Tally the lines with the word "JSON" and report the number alone.

# Provided material:
╭──

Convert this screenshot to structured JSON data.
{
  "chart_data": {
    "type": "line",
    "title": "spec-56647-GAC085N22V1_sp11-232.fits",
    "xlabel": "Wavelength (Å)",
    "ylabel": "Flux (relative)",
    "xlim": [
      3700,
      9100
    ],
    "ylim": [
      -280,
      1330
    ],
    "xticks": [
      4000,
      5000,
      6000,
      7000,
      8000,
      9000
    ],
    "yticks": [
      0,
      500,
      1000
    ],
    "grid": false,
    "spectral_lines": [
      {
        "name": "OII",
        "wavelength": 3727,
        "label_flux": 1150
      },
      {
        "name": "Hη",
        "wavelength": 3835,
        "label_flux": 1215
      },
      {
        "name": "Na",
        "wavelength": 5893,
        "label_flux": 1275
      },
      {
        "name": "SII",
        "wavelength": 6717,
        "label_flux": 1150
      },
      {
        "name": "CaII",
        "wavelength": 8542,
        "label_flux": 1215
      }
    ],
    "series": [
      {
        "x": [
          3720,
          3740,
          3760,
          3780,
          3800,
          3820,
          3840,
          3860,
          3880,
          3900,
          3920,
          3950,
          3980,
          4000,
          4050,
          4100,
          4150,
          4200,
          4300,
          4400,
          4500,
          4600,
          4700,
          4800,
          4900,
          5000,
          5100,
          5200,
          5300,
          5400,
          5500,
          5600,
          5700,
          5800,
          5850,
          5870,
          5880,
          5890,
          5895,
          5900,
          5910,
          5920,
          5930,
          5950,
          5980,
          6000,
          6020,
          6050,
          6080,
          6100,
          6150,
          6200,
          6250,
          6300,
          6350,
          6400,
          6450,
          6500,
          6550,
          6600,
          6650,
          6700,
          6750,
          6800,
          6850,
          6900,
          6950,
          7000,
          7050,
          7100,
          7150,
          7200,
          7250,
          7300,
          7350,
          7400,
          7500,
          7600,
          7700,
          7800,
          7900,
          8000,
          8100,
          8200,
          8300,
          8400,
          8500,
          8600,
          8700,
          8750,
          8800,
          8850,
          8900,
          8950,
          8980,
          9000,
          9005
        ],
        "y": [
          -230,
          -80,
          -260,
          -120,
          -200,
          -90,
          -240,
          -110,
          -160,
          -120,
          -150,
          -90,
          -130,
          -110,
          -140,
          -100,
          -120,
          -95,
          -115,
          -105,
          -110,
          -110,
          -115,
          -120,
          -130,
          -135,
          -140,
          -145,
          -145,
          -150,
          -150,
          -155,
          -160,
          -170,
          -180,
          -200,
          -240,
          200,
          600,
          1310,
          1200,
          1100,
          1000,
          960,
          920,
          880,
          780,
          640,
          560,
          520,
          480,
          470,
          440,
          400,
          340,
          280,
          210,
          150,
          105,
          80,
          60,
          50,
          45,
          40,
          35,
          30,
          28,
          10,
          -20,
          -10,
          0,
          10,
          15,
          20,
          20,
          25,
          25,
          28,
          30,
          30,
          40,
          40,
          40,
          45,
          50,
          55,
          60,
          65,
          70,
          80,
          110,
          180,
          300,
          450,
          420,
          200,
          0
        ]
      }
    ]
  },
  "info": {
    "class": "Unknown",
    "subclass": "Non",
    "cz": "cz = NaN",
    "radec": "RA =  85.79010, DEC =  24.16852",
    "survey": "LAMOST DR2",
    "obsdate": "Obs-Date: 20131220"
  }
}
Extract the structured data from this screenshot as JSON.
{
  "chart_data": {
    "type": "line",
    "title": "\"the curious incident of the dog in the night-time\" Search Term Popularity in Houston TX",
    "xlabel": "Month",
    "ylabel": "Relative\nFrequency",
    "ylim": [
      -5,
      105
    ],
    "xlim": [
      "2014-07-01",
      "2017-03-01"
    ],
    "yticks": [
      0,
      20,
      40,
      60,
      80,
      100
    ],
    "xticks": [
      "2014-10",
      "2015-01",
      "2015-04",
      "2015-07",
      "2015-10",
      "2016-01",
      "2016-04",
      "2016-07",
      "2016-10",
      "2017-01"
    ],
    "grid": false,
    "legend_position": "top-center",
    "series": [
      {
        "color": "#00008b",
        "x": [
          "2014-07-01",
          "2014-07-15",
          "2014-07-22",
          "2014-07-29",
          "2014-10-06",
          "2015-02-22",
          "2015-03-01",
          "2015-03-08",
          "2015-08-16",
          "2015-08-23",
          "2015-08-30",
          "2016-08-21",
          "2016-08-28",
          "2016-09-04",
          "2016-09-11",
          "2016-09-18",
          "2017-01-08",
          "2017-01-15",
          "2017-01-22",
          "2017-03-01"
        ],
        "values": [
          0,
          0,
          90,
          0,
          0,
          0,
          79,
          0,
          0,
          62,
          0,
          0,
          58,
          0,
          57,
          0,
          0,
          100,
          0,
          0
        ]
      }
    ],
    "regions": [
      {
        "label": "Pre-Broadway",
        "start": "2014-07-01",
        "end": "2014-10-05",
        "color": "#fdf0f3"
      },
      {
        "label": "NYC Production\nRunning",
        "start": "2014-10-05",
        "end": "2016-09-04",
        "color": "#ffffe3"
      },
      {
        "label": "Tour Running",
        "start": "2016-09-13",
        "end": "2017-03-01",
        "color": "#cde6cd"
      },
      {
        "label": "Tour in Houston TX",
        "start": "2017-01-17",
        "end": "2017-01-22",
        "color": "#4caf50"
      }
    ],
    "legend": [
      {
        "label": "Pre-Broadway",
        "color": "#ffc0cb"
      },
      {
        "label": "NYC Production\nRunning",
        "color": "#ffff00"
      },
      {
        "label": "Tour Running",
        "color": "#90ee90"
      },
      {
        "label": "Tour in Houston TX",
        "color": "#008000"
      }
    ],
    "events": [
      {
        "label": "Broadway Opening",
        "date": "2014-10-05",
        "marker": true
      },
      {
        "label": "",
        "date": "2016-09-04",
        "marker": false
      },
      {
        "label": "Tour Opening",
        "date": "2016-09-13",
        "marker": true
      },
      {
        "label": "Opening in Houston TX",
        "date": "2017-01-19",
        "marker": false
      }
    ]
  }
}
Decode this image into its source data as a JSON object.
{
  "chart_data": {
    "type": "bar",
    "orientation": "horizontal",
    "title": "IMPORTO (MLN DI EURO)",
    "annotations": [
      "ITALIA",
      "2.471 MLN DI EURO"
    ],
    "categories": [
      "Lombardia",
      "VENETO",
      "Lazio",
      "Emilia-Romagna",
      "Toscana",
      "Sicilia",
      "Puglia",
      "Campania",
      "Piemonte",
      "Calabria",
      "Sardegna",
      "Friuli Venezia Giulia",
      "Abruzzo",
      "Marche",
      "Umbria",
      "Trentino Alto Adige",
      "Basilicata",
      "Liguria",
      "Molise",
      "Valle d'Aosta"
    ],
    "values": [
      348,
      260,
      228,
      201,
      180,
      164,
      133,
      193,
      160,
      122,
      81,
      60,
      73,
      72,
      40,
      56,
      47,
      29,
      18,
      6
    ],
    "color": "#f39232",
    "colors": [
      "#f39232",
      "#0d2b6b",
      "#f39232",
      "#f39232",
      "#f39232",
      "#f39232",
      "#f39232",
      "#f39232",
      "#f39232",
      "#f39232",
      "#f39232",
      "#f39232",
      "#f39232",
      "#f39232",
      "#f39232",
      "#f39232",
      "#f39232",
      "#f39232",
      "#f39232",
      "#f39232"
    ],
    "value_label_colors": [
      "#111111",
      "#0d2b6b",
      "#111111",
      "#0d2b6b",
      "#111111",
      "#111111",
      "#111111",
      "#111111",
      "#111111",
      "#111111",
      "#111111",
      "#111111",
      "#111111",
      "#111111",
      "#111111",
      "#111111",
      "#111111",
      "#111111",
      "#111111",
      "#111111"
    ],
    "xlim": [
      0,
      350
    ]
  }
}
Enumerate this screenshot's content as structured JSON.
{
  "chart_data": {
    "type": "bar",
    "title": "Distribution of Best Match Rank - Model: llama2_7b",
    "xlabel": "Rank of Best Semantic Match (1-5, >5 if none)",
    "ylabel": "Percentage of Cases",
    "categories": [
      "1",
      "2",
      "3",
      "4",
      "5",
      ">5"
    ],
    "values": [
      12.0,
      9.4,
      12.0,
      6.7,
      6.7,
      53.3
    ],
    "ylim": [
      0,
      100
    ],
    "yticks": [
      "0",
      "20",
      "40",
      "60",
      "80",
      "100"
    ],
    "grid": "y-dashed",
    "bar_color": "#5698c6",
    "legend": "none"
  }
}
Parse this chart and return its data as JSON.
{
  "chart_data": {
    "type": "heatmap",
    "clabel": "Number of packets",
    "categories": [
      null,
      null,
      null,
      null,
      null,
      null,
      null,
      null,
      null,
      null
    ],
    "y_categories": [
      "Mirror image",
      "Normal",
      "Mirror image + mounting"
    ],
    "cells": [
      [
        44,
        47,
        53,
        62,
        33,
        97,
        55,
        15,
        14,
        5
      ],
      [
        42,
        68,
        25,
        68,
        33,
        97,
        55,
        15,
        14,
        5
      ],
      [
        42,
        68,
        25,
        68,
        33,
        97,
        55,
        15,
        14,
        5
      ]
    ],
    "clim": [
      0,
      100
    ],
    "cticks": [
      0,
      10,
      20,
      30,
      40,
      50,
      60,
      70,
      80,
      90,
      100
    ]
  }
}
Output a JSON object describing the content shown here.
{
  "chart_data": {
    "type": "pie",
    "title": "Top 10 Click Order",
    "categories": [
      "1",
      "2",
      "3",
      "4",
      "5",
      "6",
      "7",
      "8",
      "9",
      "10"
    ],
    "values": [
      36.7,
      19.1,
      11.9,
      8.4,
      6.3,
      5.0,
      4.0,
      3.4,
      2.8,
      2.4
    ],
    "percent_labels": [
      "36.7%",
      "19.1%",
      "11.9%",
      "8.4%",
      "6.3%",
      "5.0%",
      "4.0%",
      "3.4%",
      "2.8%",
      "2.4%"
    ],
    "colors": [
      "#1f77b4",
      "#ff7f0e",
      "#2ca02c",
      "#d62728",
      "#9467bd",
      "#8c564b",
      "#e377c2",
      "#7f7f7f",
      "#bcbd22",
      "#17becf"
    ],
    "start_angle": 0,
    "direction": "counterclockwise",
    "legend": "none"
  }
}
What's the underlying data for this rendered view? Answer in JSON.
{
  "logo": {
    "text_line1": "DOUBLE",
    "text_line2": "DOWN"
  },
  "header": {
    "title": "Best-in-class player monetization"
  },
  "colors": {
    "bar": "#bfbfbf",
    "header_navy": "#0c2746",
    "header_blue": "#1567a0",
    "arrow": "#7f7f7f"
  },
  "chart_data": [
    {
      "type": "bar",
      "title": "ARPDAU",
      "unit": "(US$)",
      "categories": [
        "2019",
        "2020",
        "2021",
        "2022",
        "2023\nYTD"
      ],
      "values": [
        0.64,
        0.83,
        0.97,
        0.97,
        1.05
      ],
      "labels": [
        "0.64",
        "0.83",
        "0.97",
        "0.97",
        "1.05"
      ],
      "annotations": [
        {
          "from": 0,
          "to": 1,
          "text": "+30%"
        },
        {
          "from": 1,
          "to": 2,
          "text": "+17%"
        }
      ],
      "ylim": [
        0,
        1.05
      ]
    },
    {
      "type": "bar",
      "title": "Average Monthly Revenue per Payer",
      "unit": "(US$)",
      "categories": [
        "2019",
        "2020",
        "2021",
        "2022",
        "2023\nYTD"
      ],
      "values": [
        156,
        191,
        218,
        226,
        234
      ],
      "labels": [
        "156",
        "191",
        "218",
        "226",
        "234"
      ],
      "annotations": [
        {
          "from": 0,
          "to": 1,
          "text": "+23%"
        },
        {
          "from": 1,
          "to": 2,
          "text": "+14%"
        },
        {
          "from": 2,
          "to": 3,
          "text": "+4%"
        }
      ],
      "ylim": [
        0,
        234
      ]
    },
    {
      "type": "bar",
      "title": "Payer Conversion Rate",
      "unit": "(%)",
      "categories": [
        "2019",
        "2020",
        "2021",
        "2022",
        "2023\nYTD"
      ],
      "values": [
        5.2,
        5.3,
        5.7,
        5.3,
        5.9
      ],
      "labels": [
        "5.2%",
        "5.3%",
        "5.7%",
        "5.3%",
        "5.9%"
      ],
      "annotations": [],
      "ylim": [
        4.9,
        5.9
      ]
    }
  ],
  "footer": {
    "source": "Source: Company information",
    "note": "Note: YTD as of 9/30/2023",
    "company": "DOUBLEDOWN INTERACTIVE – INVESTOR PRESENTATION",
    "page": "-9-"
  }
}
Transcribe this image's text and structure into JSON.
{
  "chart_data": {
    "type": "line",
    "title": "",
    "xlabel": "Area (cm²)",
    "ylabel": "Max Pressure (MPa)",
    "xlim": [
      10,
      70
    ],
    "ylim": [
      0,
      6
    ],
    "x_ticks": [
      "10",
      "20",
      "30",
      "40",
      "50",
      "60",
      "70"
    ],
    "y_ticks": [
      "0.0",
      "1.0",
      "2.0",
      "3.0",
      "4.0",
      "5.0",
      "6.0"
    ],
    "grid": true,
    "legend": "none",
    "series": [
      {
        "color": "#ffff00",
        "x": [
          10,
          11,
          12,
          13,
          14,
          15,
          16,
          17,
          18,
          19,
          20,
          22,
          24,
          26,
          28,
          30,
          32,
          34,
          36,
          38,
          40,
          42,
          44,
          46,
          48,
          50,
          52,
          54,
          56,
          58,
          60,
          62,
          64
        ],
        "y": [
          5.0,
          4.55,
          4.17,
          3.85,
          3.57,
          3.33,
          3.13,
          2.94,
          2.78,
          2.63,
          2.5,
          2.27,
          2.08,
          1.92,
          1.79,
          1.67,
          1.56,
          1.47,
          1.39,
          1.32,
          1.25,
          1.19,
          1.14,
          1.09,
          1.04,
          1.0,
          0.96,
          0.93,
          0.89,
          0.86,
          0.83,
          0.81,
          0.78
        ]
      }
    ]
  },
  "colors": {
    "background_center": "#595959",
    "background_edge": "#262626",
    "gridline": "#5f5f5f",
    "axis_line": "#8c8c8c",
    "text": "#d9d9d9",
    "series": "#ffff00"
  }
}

╰──

# Output below:
8